(Stored data)
□ □ □

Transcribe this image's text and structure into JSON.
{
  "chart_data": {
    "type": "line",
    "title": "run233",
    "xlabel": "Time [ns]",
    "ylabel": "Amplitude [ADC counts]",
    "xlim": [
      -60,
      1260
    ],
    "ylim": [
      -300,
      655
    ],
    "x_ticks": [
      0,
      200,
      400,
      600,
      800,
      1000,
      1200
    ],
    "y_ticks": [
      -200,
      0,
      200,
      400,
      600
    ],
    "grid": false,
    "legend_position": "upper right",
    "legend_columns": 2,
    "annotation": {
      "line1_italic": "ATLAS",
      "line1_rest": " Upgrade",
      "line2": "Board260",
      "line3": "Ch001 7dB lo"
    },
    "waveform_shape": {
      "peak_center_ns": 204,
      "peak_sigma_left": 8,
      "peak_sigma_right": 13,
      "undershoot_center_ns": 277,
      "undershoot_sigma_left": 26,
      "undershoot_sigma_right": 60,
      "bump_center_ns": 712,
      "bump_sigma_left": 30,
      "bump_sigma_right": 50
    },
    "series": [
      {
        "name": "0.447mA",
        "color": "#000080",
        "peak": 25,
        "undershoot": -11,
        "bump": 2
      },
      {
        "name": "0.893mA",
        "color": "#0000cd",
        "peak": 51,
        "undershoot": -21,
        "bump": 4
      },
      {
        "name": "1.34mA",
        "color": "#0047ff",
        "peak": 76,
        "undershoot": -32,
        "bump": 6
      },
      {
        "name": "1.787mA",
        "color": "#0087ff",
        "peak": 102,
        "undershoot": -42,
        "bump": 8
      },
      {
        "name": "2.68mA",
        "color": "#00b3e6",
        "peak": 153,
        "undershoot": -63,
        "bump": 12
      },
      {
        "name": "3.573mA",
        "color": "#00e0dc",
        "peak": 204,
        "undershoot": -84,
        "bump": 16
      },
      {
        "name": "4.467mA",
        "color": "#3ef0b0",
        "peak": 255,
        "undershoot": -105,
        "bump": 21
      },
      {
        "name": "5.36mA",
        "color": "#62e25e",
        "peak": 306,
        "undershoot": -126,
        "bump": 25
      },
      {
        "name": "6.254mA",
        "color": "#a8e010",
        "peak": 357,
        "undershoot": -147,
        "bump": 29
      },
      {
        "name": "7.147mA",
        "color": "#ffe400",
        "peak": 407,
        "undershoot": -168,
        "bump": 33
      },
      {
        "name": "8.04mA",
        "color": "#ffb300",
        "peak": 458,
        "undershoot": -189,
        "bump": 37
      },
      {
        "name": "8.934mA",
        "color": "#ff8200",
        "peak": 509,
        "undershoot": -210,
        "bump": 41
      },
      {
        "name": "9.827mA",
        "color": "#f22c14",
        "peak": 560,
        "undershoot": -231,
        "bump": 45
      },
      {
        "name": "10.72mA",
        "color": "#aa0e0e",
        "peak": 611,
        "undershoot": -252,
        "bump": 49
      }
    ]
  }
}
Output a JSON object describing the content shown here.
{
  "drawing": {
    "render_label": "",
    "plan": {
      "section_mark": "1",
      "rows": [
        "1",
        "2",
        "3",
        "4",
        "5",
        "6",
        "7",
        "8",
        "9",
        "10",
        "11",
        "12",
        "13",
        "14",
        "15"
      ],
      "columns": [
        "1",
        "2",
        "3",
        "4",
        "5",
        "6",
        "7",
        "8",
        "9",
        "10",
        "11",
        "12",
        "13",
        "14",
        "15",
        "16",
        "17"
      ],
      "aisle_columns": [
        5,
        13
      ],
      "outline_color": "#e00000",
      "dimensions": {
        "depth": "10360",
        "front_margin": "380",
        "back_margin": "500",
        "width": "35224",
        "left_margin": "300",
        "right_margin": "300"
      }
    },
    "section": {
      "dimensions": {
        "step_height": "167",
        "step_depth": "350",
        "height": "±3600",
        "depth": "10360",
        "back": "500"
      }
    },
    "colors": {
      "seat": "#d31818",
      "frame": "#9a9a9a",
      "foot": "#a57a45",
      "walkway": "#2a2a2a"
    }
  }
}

□ □ □

» TASK GOAL:
Write out exactly the lines of the entries above that run from the line containing "Output a JSON" through the last line, including both.

» ANSWER TO THIS PROBLEM:
Output a JSON object describing the content shown here.
{
  "drawing": {
    "render_label": "",
    "plan": {
      "section_mark": "1",
      "rows": [
        "1",
        "2",
        "3",
        "4",
        "5",
        "6",
        "7",
        "8",
        "9",
        "10",
        "11",
        "12",
        "13",
        "14",
        "15"
      ],
      "columns": [
        "1",
        "2",
        "3",
        "4",
        "5",
        "6",
        "7",
        "8",
        "9",
        "10",
        "11",
        "12",
        "13",
        "14",
        "15",
        "16",
        "17"
      ],
      "aisle_columns": [
        5,
        13
      ],
      "outline_color": "#e00000",
      "dimensions": {
        "depth": "10360",
        "front_margin": "380",
        "back_margin": "500",
        "width": "35224",
        "left_margin": "300",
        "right_margin": "300"
      }
    },
    "section": {
      "dimensions": {
        "step_height": "167",
        "step_depth": "350",
        "height": "±3600",
        "depth": "10360",
        "back": "500"
      }
    },
    "colors": {
      "seat": "#d31818",
      "frame": "#9a9a9a",
      "foot": "#a57a45",
      "walkway": "#2a2a2a"
    }
  }
}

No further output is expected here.